Entries with figure data
^^^^^^^^^^^^^^^^
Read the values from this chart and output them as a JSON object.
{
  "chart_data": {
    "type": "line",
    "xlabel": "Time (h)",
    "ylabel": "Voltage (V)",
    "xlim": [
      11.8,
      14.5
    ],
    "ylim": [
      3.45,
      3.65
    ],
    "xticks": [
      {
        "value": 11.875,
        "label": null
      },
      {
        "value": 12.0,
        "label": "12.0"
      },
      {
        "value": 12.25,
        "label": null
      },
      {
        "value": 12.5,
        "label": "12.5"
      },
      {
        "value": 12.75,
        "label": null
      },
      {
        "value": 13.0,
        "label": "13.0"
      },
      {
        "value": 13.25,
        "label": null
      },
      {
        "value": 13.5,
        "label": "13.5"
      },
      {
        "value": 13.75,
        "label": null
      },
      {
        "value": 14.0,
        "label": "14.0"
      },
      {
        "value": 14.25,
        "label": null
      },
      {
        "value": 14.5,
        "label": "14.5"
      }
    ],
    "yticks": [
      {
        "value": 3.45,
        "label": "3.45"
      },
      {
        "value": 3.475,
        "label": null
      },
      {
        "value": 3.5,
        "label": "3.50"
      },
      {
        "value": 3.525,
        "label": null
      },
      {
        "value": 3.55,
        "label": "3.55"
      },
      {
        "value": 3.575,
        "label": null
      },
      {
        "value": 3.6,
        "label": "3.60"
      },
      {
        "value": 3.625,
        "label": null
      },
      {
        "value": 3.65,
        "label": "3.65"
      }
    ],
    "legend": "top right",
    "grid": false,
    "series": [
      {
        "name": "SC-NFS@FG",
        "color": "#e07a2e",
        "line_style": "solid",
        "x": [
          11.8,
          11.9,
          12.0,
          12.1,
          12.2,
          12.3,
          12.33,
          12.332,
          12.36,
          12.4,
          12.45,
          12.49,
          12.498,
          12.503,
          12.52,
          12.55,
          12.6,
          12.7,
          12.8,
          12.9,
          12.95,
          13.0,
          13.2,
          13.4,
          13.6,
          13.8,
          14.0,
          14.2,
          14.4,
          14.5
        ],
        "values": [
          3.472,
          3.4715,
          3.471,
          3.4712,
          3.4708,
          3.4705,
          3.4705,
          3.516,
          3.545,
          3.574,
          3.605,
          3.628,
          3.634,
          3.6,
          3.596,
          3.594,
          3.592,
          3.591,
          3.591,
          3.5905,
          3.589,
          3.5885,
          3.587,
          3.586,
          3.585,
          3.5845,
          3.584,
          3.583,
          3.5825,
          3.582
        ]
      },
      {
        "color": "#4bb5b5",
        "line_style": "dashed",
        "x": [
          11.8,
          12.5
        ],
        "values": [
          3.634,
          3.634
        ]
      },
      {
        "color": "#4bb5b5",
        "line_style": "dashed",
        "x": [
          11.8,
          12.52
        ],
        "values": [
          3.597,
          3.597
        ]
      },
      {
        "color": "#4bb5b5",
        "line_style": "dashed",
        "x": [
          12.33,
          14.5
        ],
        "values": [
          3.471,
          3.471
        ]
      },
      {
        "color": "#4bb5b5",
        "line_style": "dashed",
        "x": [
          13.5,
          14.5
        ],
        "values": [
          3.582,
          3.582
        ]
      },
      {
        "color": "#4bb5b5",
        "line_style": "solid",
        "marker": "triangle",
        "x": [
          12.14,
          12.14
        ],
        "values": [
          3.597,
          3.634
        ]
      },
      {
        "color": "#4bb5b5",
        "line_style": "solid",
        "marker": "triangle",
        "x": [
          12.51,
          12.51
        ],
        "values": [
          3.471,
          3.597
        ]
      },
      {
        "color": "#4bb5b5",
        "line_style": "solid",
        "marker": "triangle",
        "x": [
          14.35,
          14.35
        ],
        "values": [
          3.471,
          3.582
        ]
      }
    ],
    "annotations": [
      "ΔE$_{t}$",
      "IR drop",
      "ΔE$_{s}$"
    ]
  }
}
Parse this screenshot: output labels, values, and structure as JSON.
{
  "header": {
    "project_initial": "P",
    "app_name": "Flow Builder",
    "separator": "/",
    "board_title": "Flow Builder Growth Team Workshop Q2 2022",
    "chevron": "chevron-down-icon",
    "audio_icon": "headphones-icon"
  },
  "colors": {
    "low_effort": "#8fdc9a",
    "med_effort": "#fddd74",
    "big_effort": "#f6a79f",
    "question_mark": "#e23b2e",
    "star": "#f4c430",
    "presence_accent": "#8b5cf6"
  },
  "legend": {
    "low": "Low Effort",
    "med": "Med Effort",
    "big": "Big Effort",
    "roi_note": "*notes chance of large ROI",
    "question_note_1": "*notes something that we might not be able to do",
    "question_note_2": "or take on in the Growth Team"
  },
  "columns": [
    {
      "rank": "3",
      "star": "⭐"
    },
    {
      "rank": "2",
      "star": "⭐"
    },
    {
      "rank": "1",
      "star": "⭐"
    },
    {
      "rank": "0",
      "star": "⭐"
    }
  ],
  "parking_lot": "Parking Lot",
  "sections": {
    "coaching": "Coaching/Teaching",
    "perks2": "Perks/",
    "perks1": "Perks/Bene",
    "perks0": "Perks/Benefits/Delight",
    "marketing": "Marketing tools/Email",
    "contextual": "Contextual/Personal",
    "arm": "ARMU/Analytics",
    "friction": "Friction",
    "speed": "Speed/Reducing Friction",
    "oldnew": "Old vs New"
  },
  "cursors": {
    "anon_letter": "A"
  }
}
^^^^^^^^^^^^^^^^
> OBJECTIVE: Wherever a line in the data above holds "Flow", copy that line.

> IN RESPONSE:
    "app_name": "Flow Builder",
    "board_title": "Flow Builder Growth Team Workshop Q2 2022",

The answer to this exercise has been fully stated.